**Listed records**
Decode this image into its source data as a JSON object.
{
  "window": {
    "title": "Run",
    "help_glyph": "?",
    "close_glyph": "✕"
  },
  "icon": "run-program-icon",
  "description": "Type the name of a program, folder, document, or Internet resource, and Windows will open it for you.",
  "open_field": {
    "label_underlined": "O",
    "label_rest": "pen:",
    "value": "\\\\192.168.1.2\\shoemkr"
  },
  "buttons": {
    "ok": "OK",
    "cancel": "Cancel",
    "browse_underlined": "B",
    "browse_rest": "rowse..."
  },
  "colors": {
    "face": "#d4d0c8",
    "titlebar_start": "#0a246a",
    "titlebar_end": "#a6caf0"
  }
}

**What to work on**
Copy out every line in the listing where the word "program" appears.

**Exercise output**
  "icon": "run-program-icon",
  "description": "Type the name of a program, folder, document, or Internet resource, and Windows will open it for you.",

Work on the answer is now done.